| Material to process |
--------------------------------

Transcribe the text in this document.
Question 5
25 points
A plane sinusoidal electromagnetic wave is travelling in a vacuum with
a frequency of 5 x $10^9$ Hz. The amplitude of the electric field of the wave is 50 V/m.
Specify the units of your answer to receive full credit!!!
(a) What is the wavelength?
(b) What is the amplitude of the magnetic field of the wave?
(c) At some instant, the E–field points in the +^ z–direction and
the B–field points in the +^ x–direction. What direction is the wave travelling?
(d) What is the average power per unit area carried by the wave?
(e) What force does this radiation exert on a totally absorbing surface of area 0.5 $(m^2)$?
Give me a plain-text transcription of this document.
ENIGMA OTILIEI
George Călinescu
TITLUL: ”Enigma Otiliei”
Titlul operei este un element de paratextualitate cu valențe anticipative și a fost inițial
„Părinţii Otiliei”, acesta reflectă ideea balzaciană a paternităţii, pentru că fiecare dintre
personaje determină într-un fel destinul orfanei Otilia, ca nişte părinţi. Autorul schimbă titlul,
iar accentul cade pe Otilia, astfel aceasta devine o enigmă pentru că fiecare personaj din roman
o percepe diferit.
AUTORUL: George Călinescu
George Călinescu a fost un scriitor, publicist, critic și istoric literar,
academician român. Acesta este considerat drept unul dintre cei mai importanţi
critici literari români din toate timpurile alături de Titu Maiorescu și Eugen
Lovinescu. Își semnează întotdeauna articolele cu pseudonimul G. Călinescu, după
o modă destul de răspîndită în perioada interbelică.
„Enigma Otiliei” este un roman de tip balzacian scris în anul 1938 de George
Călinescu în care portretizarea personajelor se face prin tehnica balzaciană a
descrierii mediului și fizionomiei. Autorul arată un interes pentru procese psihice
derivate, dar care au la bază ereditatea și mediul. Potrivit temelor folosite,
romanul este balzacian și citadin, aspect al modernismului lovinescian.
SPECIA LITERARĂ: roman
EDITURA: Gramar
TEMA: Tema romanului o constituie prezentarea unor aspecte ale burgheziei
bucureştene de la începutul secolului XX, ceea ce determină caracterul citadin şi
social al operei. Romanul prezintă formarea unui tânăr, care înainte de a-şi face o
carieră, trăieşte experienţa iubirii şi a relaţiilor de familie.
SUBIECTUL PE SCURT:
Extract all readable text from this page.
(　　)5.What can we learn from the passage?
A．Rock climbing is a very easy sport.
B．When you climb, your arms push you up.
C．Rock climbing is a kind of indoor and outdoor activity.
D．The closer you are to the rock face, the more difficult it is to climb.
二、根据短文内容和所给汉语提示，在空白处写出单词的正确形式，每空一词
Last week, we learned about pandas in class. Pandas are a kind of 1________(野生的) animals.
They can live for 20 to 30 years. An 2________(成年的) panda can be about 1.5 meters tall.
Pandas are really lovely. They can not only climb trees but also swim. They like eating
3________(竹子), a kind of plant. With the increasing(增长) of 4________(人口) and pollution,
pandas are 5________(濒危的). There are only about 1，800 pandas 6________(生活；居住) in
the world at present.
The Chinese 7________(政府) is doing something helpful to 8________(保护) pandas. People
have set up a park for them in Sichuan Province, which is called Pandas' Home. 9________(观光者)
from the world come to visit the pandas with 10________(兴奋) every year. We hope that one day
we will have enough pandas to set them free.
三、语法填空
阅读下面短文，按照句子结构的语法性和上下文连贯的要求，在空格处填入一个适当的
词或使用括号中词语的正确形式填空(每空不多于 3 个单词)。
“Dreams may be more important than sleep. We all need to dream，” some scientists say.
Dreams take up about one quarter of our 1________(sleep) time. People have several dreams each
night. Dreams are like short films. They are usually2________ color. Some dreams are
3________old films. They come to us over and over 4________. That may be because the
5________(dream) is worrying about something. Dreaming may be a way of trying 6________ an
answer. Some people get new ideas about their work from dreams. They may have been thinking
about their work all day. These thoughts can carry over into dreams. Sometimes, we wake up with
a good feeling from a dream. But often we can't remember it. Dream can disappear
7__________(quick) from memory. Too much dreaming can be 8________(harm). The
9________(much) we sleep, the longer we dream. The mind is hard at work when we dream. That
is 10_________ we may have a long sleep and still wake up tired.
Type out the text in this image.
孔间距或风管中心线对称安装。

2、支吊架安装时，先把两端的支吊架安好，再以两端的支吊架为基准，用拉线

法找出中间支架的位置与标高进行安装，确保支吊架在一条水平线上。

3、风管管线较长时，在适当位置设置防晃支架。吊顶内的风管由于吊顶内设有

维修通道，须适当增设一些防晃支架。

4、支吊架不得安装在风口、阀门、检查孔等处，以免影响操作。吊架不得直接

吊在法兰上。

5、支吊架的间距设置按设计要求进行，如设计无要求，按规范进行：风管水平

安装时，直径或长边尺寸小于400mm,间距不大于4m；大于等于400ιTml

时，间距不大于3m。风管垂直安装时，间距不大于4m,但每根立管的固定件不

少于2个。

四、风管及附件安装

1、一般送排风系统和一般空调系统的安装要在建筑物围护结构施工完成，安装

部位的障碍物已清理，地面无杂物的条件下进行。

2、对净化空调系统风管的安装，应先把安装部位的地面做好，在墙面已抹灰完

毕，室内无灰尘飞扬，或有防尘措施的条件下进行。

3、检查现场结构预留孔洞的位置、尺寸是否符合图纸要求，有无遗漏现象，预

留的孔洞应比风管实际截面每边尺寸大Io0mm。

--------------------------------

| Task brief |
Give all of the entries again, word for word.

| Answer to the task |
Transcribe the text in this document.
Question 5
25 points
A plane sinusoidal electromagnetic wave is travelling in a vacuum with
a frequency of 5 x $10^9$ Hz. The amplitude of the electric field of the wave is 50 V/m.
Specify the units of your answer to receive full credit!!!
(a) What is the wavelength?
(b) What is the amplitude of the magnetic field of the wave?
(c) At some instant, the E–field points in the +^ z–direction and
the B–field points in the +^ x–direction. What direction is the wave travelling?
(d) What is the average power per unit area carried by the wave?
(e) What force does this radiation exert on a totally absorbing surface of area 0.5 $(m^2)$?
Give me a plain-text transcription of this document.
ENIGMA OTILIEI
George Călinescu
TITLUL: ”Enigma Otiliei”
Titlul operei este un element de paratextualitate cu valențe anticipative și a fost inițial
„Părinţii Otiliei”, acesta reflectă ideea balzaciană a paternităţii, pentru că fiecare dintre
personaje determină într-un fel destinul orfanei Otilia, ca nişte părinţi. Autorul schimbă titlul,
iar accentul cade pe Otilia, astfel aceasta devine o enigmă pentru că fiecare personaj din roman
o percepe diferit.
AUTORUL: George Călinescu
George Călinescu a fost un scriitor, publicist, critic și istoric literar,
academician român. Acesta este considerat drept unul dintre cei mai importanţi
critici literari români din toate timpurile alături de Titu Maiorescu și Eugen
Lovinescu. Își semnează întotdeauna articolele cu pseudonimul G. Călinescu, după
o modă destul de răspîndită în perioada interbelică.
„Enigma Otiliei” este un roman de tip balzacian scris în anul 1938 de George
Călinescu în care portretizarea personajelor se face prin tehnica balzaciană a
descrierii mediului și fizionomiei. Autorul arată un interes pentru procese psihice
derivate, dar care au la bază ereditatea și mediul. Potrivit temelor folosite,
romanul este balzacian și citadin, aspect al modernismului lovinescian.
SPECIA LITERARĂ: roman
EDITURA: Gramar
TEMA: Tema romanului o constituie prezentarea unor aspecte ale burgheziei
bucureştene de la începutul secolului XX, ceea ce determină caracterul citadin şi
social al operei. Romanul prezintă formarea unui tânăr, care înainte de a-şi face o
carieră, trăieşte experienţa iubirii şi a relaţiilor de familie.
SUBIECTUL PE SCURT:
Extract all readable text from this page.
(　　)5.What can we learn from the passage?
A．Rock climbing is a very easy sport.
B．When you climb, your arms push you up.
C．Rock climbing is a kind of indoor and outdoor activity.
D．The closer you are to the rock face, the more difficult it is to climb.
二、根据短文内容和所给汉语提示，在空白处写出单词的正确形式，每空一词
Last week, we learned about pandas in class. Pandas are a kind of 1________(野生的) animals.
They can live for 20 to 30 years. An 2________(成年的) panda can be about 1.5 meters tall.
Pandas are really lovely. They can not only climb trees but also swim. They like eating
3________(竹子), a kind of plant. With the increasing(增长) of 4________(人口) and pollution,
pandas are 5________(濒危的). There are only about 1，800 pandas 6________(生活；居住) in
the world at present.
The Chinese 7________(政府) is doing something helpful to 8________(保护) pandas. People
have set up a park for them in Sichuan Province, which is called Pandas' Home. 9________(观光者)
from the world come to visit the pandas with 10________(兴奋) every year. We hope that one day
we will have enough pandas to set them free.
三、语法填空
阅读下面短文，按照句子结构的语法性和上下文连贯的要求，在空格处填入一个适当的
词或使用括号中词语的正确形式填空(每空不多于 3 个单词)。
“Dreams may be more important than sleep. We all need to dream，” some scientists say.
Dreams take up about one quarter of our 1________(sleep) time. People have several dreams each
night. Dreams are like short films. They are usually2________ color. Some dreams are
3________old films. They come to us over and over 4________. That may be because the
5________(dream) is worrying about something. Dreaming may be a way of trying 6________ an
answer. Some people get new ideas about their work from dreams. They may have been thinking
about their work all day. These thoughts can carry over into dreams. Sometimes, we wake up with
a good feeling from a dream. But often we can't remember it. Dream can disappear
7__________(quick) from memory. Too much dreaming can be 8________(harm). The
9________(much) we sleep, the longer we dream. The mind is hard at work when we dream. That
is 10_________ we may have a long sleep and still wake up tired.
Type out the text in this image.
孔间距或风管中心线对称安装。

2、支吊架安装时，先把两端的支吊架安好，再以两端的支吊架为基准，用拉线

法找出中间支架的位置与标高进行安装，确保支吊架在一条水平线上。

3、风管管线较长时，在适当位置设置防晃支架。吊顶内的风管由于吊顶内设有

维修通道，须适当增设一些防晃支架。

4、支吊架不得安装在风口、阀门、检查孔等处，以免影响操作。吊架不得直接

吊在法兰上。

5、支吊架的间距设置按设计要求进行，如设计无要求，按规范进行：风管水平

安装时，直径或长边尺寸小于400mm,间距不大于4m；大于等于400ιTml

时，间距不大于3m。风管垂直安装时，间距不大于4m,但每根立管的固定件不

少于2个。

四、风管及附件安装

1、一般送排风系统和一般空调系统的安装要在建筑物围护结构施工完成，安装

部位的障碍物已清理，地面无杂物的条件下进行。

2、对净化空调系统风管的安装，应先把安装部位的地面做好，在墙面已抹灰完

毕，室内无灰尘飞扬，或有防尘措施的条件下进行。

3、检查现场结构预留孔洞的位置、尺寸是否符合图纸要求，有无遗漏现象，预

留的孔洞应比风管实际截面每边尺寸大Io0mm。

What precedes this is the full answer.